** Start Data for the task **

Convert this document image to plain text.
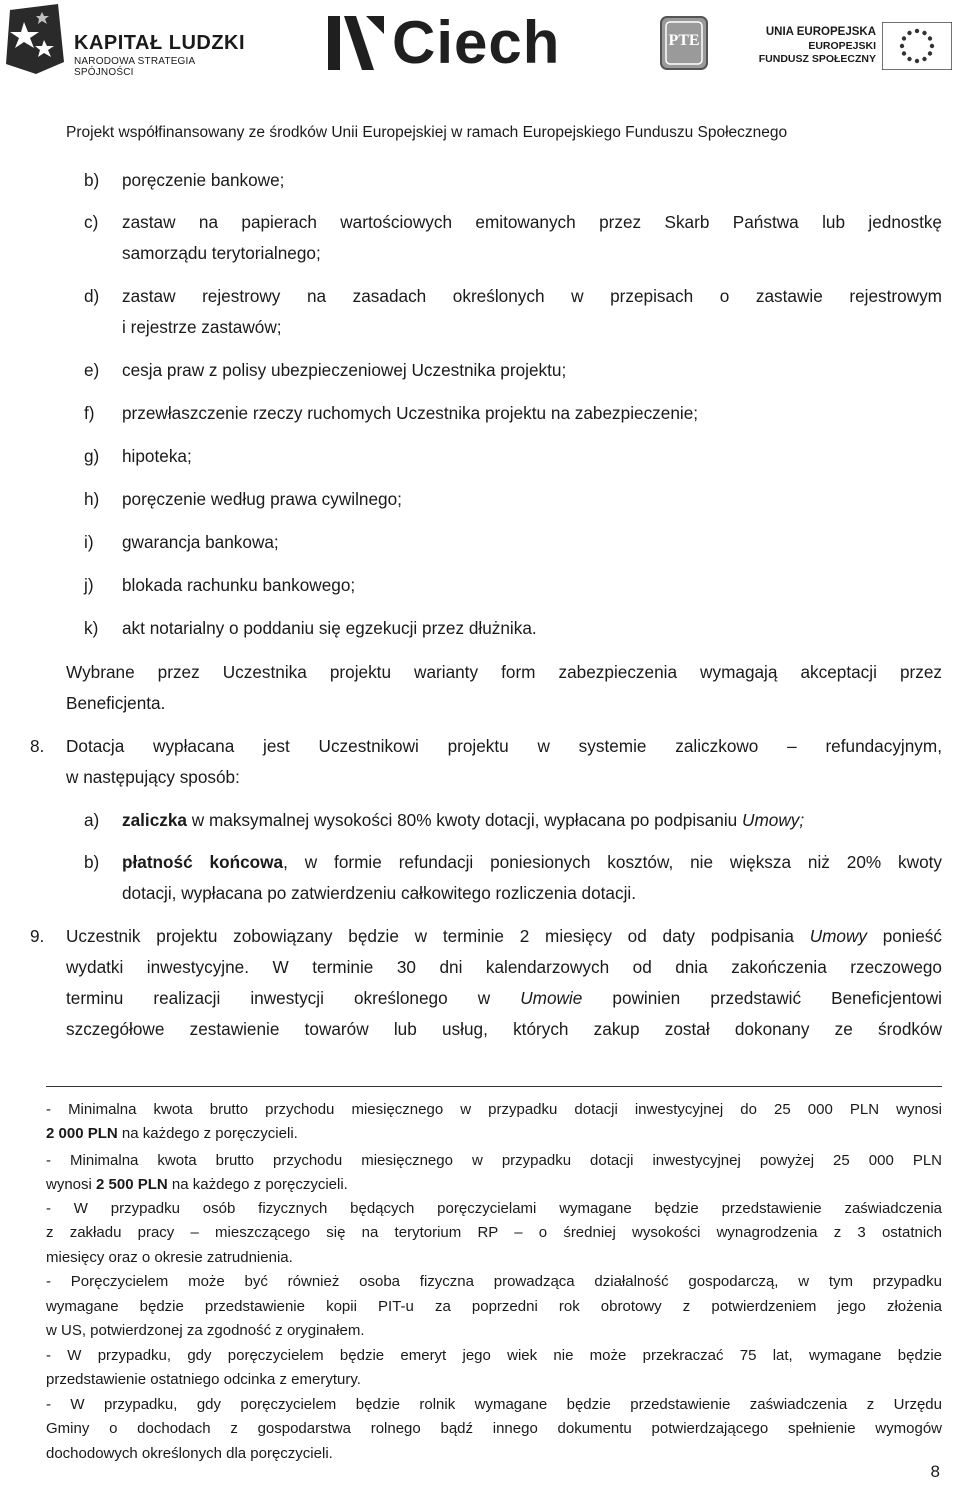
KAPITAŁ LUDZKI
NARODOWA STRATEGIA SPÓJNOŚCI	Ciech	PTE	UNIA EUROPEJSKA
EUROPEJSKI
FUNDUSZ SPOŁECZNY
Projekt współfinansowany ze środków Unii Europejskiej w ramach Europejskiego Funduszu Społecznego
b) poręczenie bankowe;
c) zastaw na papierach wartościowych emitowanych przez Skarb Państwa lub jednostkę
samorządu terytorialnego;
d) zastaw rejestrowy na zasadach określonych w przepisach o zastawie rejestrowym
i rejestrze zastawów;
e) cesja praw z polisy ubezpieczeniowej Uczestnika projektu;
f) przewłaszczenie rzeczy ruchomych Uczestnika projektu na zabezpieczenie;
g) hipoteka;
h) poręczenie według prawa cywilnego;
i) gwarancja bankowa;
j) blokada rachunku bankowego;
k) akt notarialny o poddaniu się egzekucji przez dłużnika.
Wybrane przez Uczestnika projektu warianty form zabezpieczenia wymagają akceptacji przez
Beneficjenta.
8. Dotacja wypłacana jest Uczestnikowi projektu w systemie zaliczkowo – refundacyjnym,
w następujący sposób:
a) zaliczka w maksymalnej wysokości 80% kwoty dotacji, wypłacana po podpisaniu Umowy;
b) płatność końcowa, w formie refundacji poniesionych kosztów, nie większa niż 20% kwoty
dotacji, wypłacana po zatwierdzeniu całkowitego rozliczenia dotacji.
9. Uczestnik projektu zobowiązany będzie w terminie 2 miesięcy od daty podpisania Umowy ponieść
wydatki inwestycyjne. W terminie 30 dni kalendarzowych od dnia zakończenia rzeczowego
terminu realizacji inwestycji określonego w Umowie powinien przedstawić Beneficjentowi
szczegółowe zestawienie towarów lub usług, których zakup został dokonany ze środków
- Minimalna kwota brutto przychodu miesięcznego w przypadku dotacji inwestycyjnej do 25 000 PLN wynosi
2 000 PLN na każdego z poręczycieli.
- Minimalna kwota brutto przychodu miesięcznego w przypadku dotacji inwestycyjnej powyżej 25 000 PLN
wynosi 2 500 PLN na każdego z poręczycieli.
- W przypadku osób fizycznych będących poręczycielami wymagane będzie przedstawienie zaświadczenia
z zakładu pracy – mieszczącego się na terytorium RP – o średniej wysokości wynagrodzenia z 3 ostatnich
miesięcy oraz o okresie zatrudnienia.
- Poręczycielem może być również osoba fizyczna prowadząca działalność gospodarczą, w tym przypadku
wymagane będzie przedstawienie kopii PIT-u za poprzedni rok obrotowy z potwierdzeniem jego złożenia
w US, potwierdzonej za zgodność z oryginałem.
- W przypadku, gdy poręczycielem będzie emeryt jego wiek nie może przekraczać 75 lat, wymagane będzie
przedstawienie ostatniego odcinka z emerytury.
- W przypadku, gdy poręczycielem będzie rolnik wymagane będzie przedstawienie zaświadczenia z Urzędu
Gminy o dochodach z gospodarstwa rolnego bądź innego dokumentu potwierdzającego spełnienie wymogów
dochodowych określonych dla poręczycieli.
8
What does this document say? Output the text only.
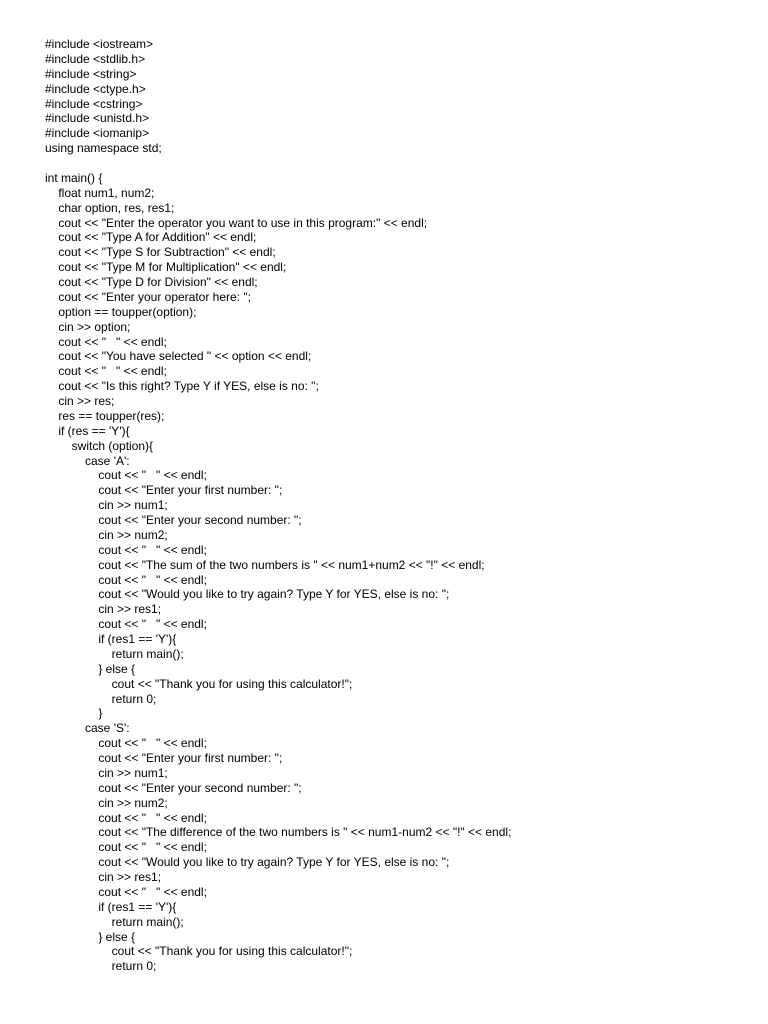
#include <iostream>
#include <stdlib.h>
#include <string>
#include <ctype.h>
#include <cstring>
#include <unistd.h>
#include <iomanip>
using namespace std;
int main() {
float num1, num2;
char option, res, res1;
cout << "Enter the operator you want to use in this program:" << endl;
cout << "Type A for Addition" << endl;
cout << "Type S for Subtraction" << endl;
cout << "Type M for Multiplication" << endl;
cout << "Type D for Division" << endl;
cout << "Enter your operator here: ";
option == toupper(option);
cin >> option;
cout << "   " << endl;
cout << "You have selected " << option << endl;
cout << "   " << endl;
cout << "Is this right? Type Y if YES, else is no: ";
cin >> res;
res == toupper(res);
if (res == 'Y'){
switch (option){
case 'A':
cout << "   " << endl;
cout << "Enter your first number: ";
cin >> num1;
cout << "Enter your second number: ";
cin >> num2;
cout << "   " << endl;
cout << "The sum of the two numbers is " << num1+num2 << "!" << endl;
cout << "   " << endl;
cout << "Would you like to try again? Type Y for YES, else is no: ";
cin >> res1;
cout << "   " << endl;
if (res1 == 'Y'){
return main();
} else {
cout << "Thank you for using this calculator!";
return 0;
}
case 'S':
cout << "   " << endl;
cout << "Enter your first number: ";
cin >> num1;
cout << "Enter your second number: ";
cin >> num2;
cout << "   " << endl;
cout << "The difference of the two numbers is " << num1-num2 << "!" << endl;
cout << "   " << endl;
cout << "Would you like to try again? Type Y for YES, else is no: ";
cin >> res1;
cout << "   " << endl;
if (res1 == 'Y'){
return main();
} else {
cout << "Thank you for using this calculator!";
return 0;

** End Data for the task **

Skip the pictures and print each record exactly as it stands.

Convert this document image to plain text.
KAPITAŁ LUDZKI
NARODOWA STRATEGIA SPÓJNOŚCI	Ciech	PTE	UNIA EUROPEJSKA
EUROPEJSKI
FUNDUSZ SPOŁECZNY
Projekt współfinansowany ze środków Unii Europejskiej w ramach Europejskiego Funduszu Społecznego
b) poręczenie bankowe;
c) zastaw na papierach wartościowych emitowanych przez Skarb Państwa lub jednostkę
samorządu terytorialnego;
d) zastaw rejestrowy na zasadach określonych w przepisach o zastawie rejestrowym
i rejestrze zastawów;
e) cesja praw z polisy ubezpieczeniowej Uczestnika projektu;
f) przewłaszczenie rzeczy ruchomych Uczestnika projektu na zabezpieczenie;
g) hipoteka;
h) poręczenie według prawa cywilnego;
i) gwarancja bankowa;
j) blokada rachunku bankowego;
k) akt notarialny o poddaniu się egzekucji przez dłużnika.
Wybrane przez Uczestnika projektu warianty form zabezpieczenia wymagają akceptacji przez
Beneficjenta.
8. Dotacja wypłacana jest Uczestnikowi projektu w systemie zaliczkowo – refundacyjnym,
w następujący sposób:
a) zaliczka w maksymalnej wysokości 80% kwoty dotacji, wypłacana po podpisaniu Umowy;
b) płatność końcowa, w formie refundacji poniesionych kosztów, nie większa niż 20% kwoty
dotacji, wypłacana po zatwierdzeniu całkowitego rozliczenia dotacji.
9. Uczestnik projektu zobowiązany będzie w terminie 2 miesięcy od daty podpisania Umowy ponieść
wydatki inwestycyjne. W terminie 30 dni kalendarzowych od dnia zakończenia rzeczowego
terminu realizacji inwestycji określonego w Umowie powinien przedstawić Beneficjentowi
szczegółowe zestawienie towarów lub usług, których zakup został dokonany ze środków
- Minimalna kwota brutto przychodu miesięcznego w przypadku dotacji inwestycyjnej do 25 000 PLN wynosi
2 000 PLN na każdego z poręczycieli.
- Minimalna kwota brutto przychodu miesięcznego w przypadku dotacji inwestycyjnej powyżej 25 000 PLN
wynosi 2 500 PLN na każdego z poręczycieli.
- W przypadku osób fizycznych będących poręczycielami wymagane będzie przedstawienie zaświadczenia
z zakładu pracy – mieszczącego się na terytorium RP – o średniej wysokości wynagrodzenia z 3 ostatnich
miesięcy oraz o okresie zatrudnienia.
- Poręczycielem może być również osoba fizyczna prowadząca działalność gospodarczą, w tym przypadku
wymagane będzie przedstawienie kopii PIT-u za poprzedni rok obrotowy z potwierdzeniem jego złożenia
w US, potwierdzonej za zgodność z oryginałem.
- W przypadku, gdy poręczycielem będzie emeryt jego wiek nie może przekraczać 75 lat, wymagane będzie
przedstawienie ostatniego odcinka z emerytury.
- W przypadku, gdy poręczycielem będzie rolnik wymagane będzie przedstawienie zaświadczenia z Urzędu
Gminy o dochodach z gospodarstwa rolnego bądź innego dokumentu potwierdzającego spełnienie wymogów
dochodowych określonych dla poręczycieli.
8
What does this document say? Output the text only.
#include <iostream>
#include <stdlib.h>
#include <string>
#include <ctype.h>
#include <cstring>
#include <unistd.h>
#include <iomanip>
using namespace std;
int main() {
float num1, num2;
char option, res, res1;
cout << "Enter the operator you want to use in this program:" << endl;
cout << "Type A for Addition" << endl;
cout << "Type S for Subtraction" << endl;
cout << "Type M for Multiplication" << endl;
cout << "Type D for Division" << endl;
cout << "Enter your operator here: ";
option == toupper(option);
cin >> option;
cout << "   " << endl;
cout << "You have selected " << option << endl;
cout << "   " << endl;
cout << "Is this right? Type Y if YES, else is no: ";
cin >> res;
res == toupper(res);
if (res == 'Y'){
switch (option){
case 'A':
cout << "   " << endl;
cout << "Enter your first number: ";
cin >> num1;
cout << "Enter your second number: ";
cin >> num2;
cout << "   " << endl;
cout << "The sum of the two numbers is " << num1+num2 << "!" << endl;
cout << "   " << endl;
cout << "Would you like to try again? Type Y for YES, else is no: ";
cin >> res1;
cout << "   " << endl;
if (res1 == 'Y'){
return main();
} else {
cout << "Thank you for using this calculator!";
return 0;
}
case 'S':
cout << "   " << endl;
cout << "Enter your first number: ";
cin >> num1;
cout << "Enter your second number: ";
cin >> num2;
cout << "   " << endl;
cout << "The difference of the two numbers is " << num1-num2 << "!" << endl;
cout << "   " << endl;
cout << "Would you like to try again? Type Y for YES, else is no: ";
cin >> res1;
cout << "   " << endl;
if (res1 == 'Y'){
return main();
} else {
cout << "Thank you for using this calculator!";
return 0;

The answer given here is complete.